What is required.
Present every line in which the string "mins" appears.

Data excerpts.
•••••

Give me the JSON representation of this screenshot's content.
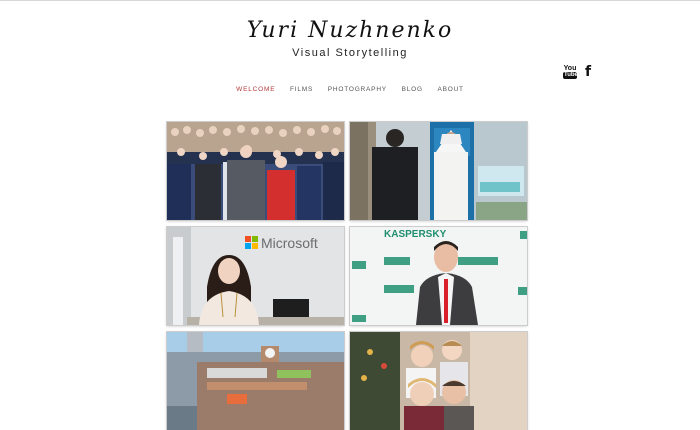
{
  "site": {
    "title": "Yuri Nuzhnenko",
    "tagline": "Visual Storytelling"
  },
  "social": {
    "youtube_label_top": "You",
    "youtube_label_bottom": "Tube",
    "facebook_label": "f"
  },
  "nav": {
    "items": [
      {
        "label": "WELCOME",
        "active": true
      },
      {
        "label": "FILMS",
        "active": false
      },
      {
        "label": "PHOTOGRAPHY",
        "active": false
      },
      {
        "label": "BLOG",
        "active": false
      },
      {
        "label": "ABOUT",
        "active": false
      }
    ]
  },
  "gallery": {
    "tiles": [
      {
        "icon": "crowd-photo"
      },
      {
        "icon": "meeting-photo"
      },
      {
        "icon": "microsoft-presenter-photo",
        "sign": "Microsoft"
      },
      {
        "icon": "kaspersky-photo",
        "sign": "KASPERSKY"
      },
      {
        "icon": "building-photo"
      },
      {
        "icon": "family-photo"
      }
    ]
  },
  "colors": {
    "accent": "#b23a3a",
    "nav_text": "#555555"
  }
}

•••••

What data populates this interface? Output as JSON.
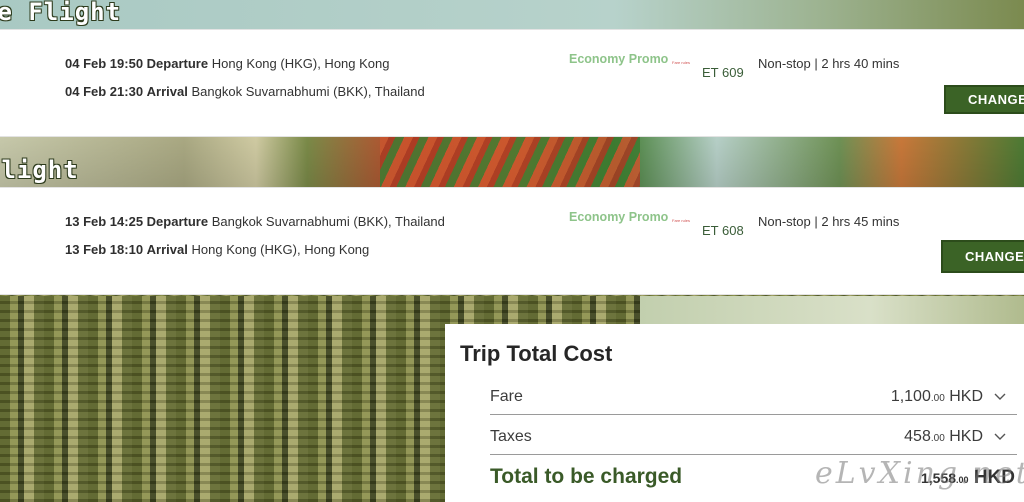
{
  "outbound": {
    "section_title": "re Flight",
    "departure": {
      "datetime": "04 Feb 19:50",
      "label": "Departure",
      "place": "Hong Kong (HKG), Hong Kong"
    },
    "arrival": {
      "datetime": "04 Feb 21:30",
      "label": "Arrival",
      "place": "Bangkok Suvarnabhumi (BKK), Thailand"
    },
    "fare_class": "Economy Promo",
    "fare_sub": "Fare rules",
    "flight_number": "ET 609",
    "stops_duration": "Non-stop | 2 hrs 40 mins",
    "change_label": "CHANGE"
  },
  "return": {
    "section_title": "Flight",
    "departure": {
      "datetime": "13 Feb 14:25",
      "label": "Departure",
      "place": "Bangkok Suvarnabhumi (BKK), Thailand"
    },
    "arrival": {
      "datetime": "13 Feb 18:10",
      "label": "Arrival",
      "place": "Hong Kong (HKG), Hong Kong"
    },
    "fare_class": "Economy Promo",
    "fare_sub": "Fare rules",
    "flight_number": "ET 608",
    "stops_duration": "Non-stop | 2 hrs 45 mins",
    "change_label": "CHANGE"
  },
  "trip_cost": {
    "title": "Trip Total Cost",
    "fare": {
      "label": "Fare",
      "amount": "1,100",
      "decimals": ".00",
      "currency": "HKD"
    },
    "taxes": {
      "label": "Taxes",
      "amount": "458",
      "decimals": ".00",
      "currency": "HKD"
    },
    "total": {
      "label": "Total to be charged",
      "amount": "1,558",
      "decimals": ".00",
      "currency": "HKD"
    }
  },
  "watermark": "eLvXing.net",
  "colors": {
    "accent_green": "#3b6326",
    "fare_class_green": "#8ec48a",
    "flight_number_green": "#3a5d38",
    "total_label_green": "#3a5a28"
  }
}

•••••

Exercise output.
    "stops_duration": "Non-stop | 2 hrs 40 mins",
    "stops_duration": "Non-stop | 2 hrs 45 mins",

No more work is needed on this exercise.